*Exercise brief*
Filter the entries below, keeping every line that has the word "CREATIVE".

Saved data entries:
· · · · · · ·
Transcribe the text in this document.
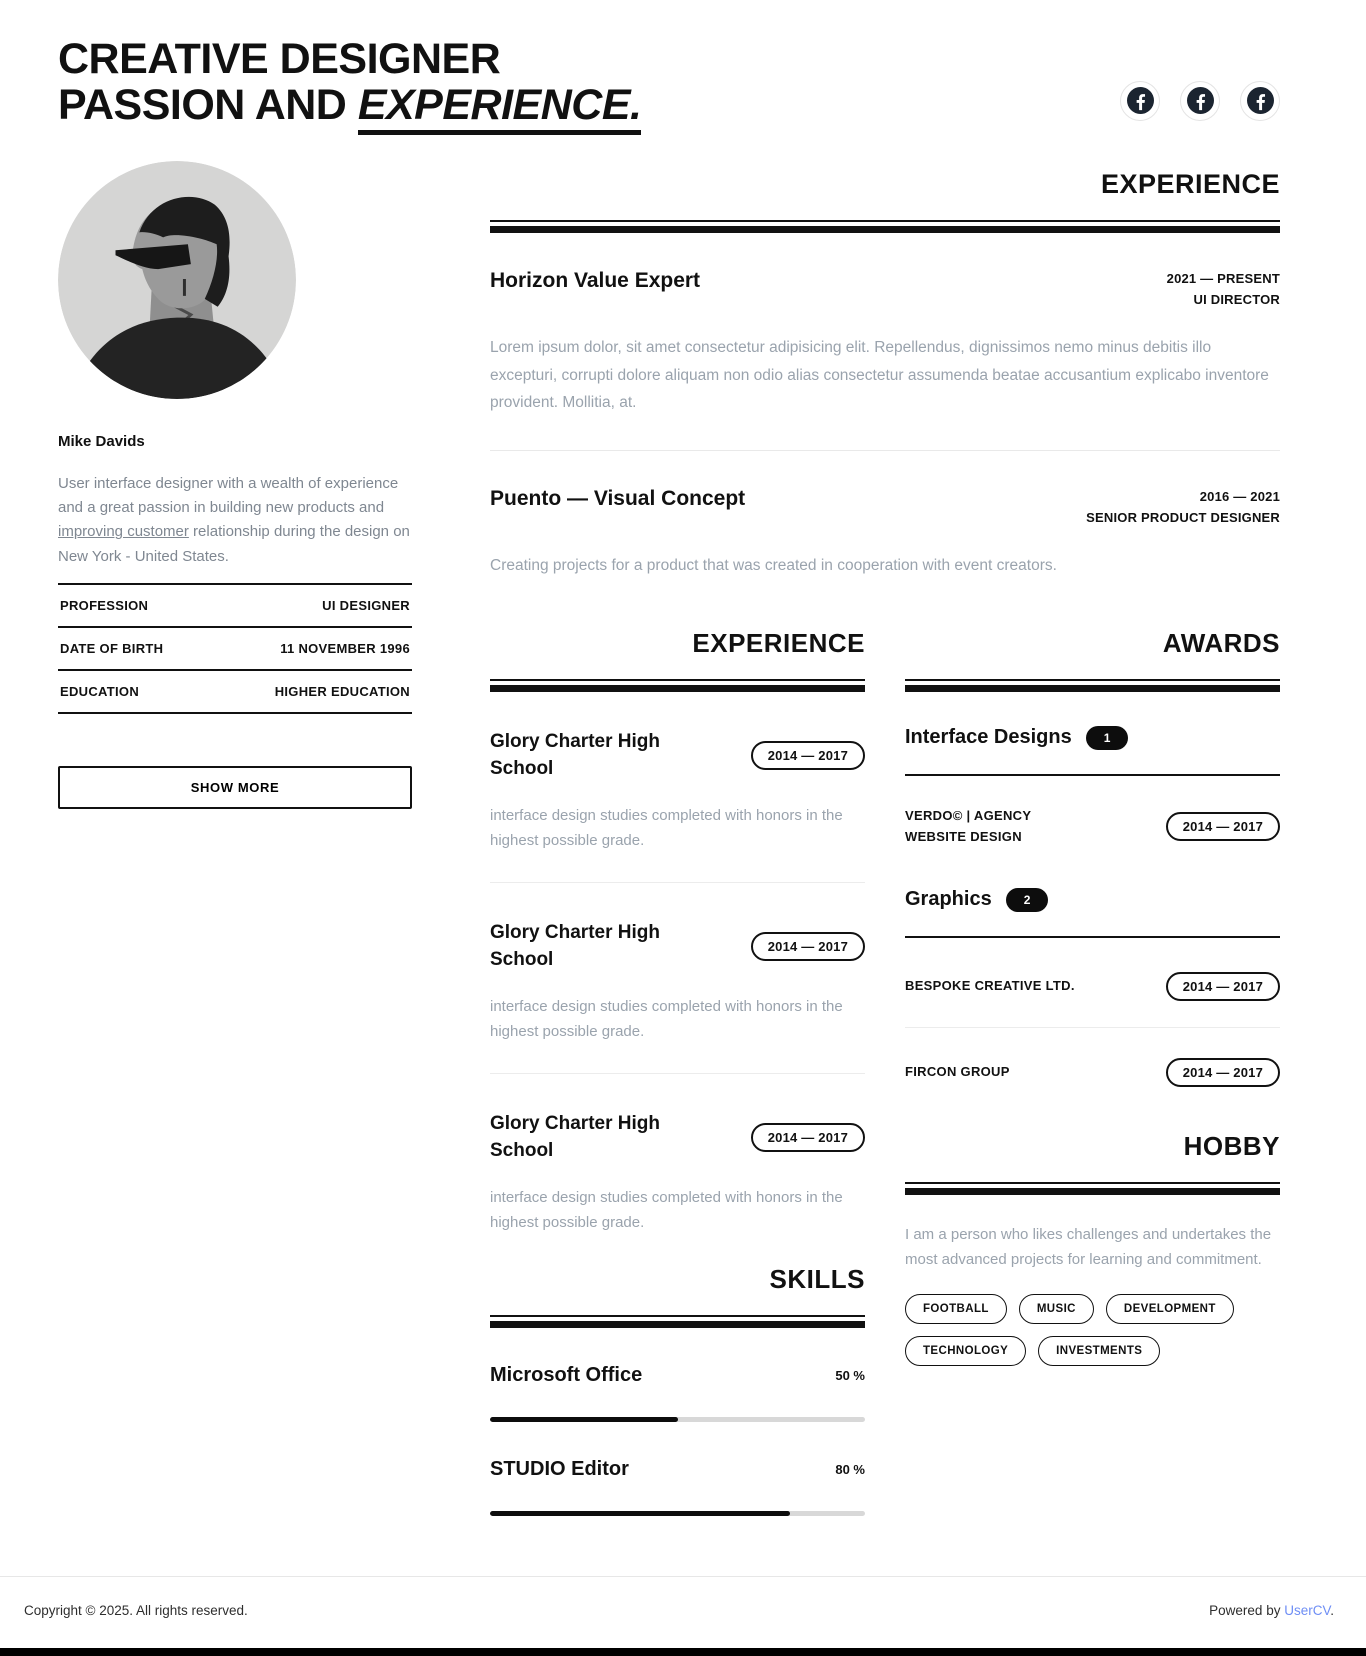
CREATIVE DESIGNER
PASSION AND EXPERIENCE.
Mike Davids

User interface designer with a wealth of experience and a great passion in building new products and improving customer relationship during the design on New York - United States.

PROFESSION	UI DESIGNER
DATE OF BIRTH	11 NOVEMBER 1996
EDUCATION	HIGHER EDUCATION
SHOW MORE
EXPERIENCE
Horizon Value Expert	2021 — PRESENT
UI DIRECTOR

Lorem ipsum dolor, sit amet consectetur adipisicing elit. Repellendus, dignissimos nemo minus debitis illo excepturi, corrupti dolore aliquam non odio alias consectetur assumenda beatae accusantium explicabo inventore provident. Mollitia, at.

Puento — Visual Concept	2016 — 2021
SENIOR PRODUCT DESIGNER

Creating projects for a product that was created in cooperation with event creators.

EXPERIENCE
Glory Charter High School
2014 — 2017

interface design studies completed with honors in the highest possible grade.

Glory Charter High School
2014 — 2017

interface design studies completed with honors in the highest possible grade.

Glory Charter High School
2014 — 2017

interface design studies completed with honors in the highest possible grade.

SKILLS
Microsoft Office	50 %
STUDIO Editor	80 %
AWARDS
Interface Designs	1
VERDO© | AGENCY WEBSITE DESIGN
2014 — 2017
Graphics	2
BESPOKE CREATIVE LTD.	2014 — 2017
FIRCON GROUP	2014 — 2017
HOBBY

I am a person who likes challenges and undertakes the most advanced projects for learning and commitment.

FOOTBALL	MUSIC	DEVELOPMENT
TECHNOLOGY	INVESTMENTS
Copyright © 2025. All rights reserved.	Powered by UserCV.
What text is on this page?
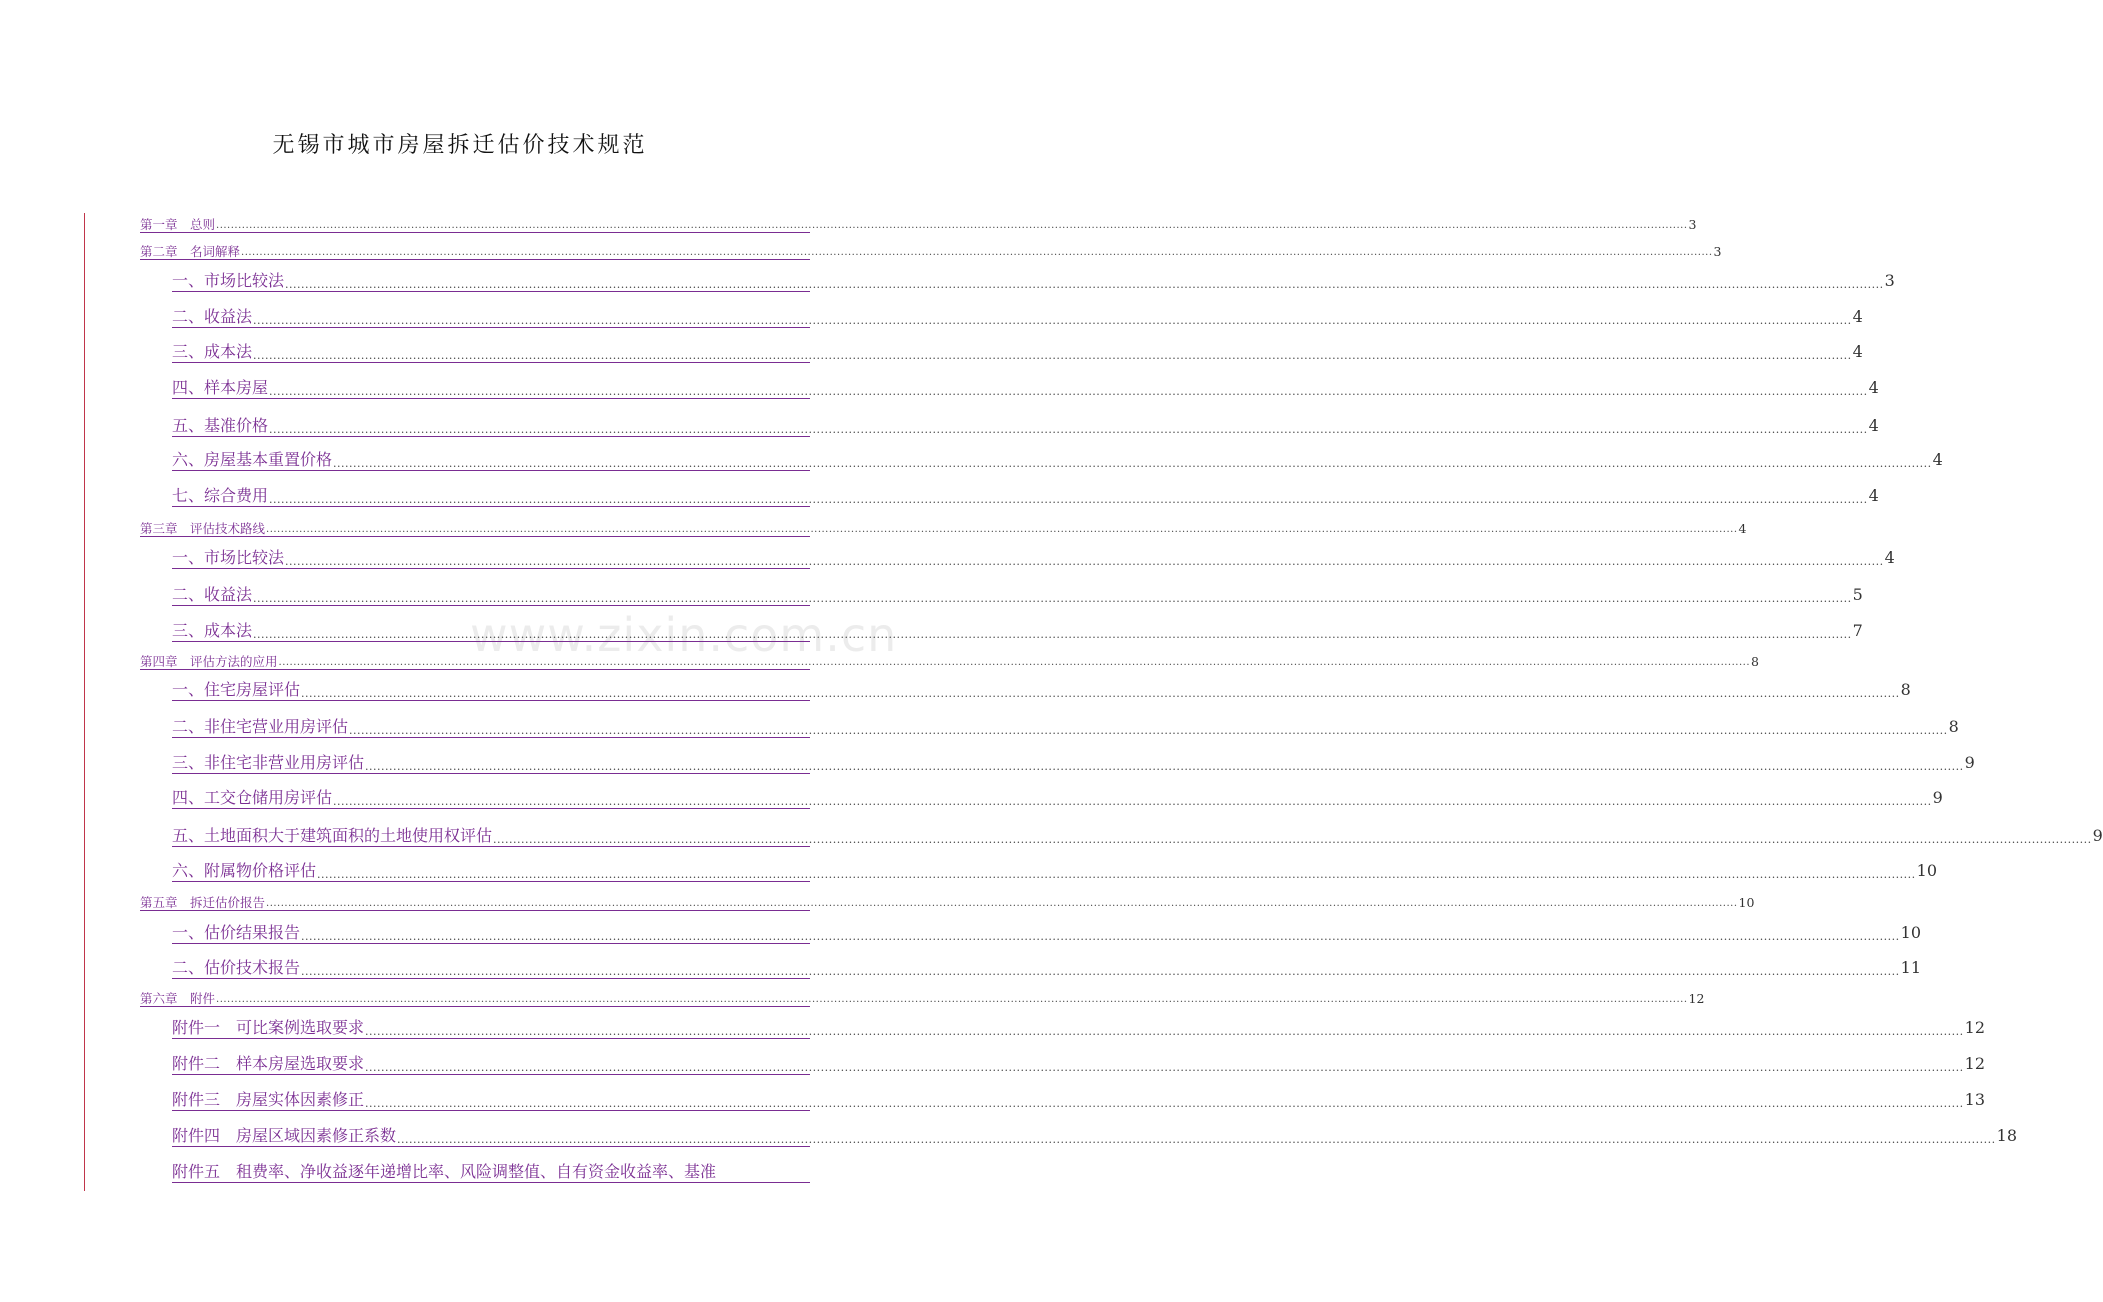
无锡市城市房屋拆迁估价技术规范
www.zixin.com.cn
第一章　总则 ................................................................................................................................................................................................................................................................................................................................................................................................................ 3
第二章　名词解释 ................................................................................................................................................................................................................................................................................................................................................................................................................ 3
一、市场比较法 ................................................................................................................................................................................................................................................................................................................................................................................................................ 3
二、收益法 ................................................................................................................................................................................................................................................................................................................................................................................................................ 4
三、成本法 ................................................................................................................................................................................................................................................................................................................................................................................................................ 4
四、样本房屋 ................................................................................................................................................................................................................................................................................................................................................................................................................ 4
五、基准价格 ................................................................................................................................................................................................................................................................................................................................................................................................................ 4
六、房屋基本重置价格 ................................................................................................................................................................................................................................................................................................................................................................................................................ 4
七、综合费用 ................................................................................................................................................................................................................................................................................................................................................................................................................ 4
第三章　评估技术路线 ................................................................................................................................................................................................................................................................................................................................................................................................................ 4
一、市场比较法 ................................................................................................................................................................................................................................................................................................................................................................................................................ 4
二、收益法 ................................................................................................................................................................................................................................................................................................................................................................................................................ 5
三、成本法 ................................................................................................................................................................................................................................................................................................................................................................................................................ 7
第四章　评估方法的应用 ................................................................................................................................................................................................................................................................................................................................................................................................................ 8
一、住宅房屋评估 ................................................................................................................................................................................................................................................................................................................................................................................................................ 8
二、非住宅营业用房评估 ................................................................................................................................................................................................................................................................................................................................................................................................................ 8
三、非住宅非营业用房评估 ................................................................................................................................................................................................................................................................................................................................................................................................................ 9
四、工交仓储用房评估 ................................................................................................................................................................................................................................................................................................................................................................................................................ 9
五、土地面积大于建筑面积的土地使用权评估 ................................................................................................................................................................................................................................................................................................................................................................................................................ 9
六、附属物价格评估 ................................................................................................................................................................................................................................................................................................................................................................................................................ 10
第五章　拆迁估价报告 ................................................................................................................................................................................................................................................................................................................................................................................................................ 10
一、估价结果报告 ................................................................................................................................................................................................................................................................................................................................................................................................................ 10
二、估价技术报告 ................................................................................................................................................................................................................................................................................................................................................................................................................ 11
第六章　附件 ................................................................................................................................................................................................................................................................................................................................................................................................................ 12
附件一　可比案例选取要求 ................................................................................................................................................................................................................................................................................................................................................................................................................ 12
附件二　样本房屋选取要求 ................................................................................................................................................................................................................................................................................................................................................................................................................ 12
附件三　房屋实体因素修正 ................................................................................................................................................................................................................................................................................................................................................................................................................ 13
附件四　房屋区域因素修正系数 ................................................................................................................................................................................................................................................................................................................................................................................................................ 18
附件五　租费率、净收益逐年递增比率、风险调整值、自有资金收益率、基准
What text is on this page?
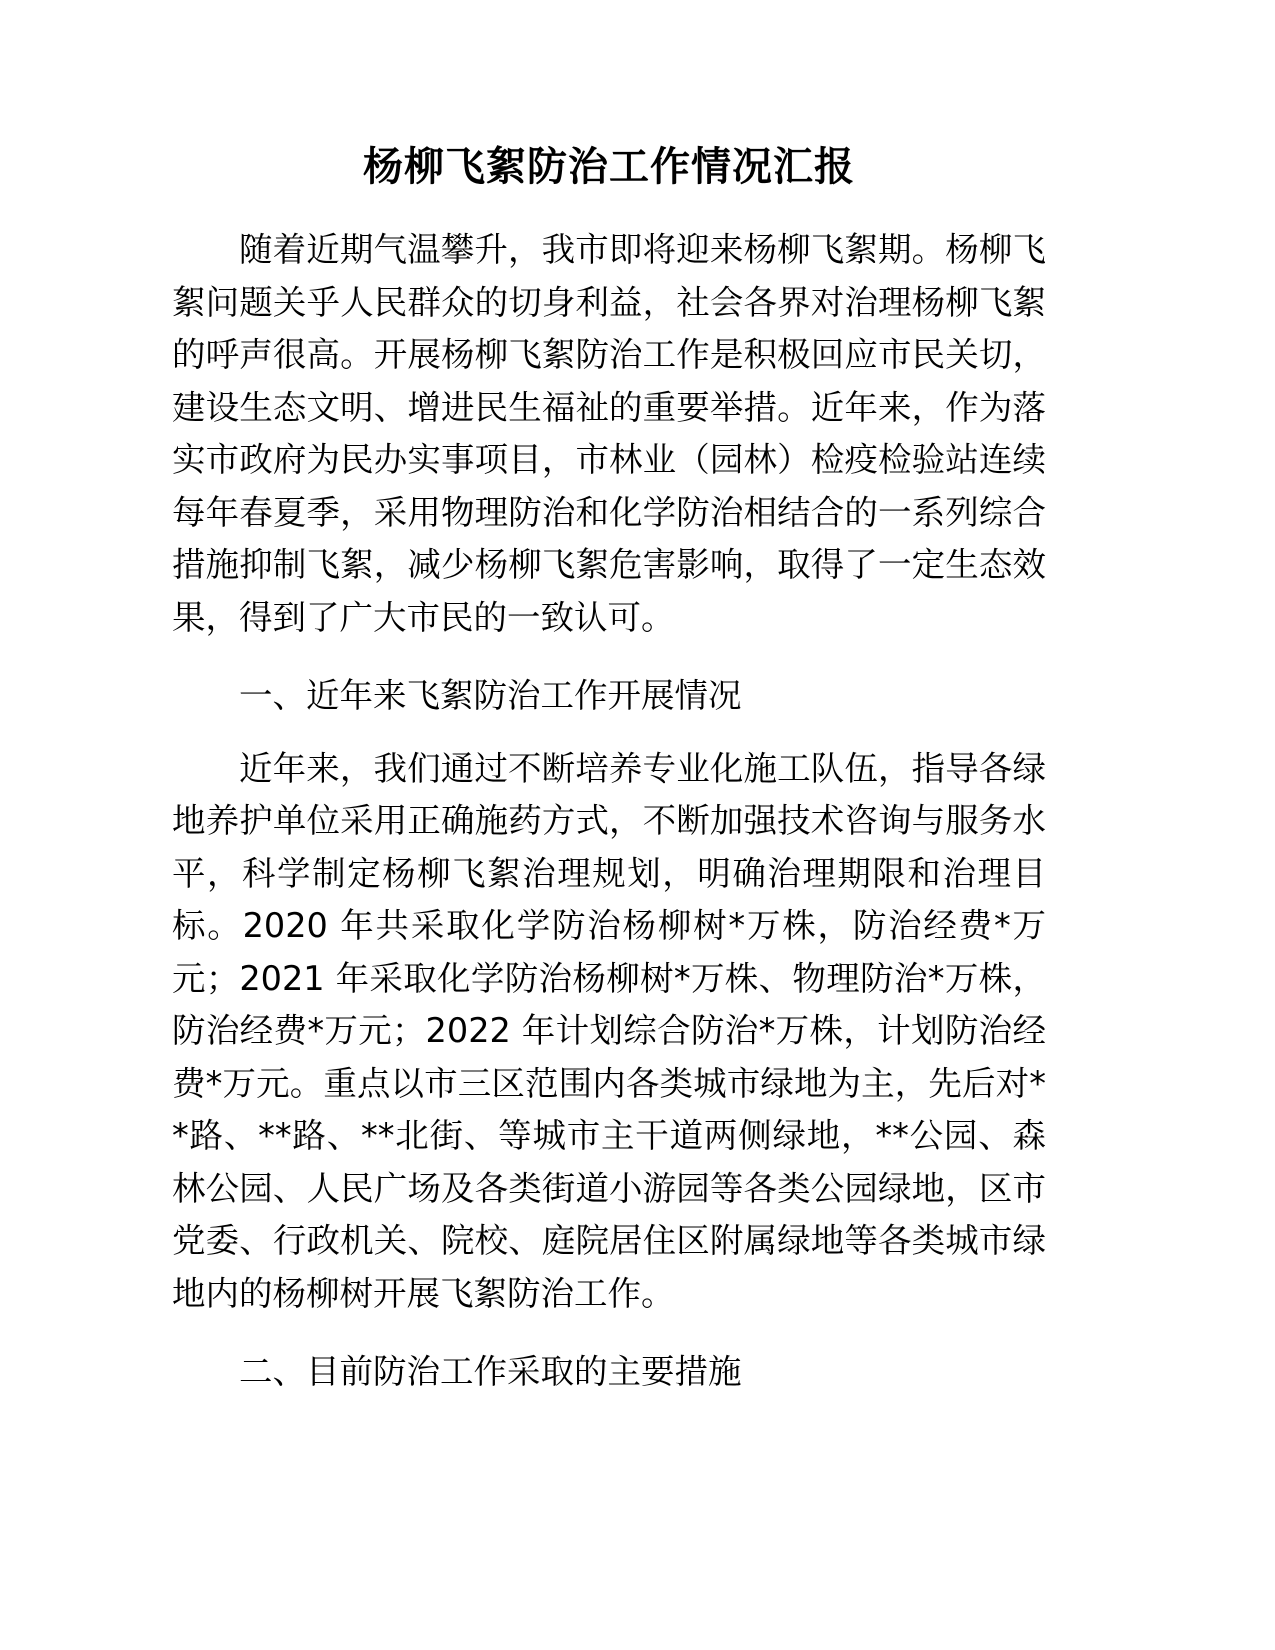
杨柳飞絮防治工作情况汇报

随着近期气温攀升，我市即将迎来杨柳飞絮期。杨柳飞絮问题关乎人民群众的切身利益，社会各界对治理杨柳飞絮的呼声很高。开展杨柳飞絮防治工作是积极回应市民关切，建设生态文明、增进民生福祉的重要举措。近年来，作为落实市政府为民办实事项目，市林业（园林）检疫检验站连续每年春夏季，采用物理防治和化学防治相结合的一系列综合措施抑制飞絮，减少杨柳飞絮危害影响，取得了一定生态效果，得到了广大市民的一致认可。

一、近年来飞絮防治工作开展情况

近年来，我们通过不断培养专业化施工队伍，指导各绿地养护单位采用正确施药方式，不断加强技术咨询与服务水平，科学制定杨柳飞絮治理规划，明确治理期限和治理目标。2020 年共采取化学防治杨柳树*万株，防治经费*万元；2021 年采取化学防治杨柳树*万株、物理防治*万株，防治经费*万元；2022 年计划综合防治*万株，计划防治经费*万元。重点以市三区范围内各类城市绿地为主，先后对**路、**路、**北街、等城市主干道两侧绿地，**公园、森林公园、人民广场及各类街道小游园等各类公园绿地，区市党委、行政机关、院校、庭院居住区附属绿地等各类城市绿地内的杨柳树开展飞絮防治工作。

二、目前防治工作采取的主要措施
· · · · · · ·
*The result*
CREATIVE DESIGNER
BESPOKE CREATIVE LTD.	2014 — 2017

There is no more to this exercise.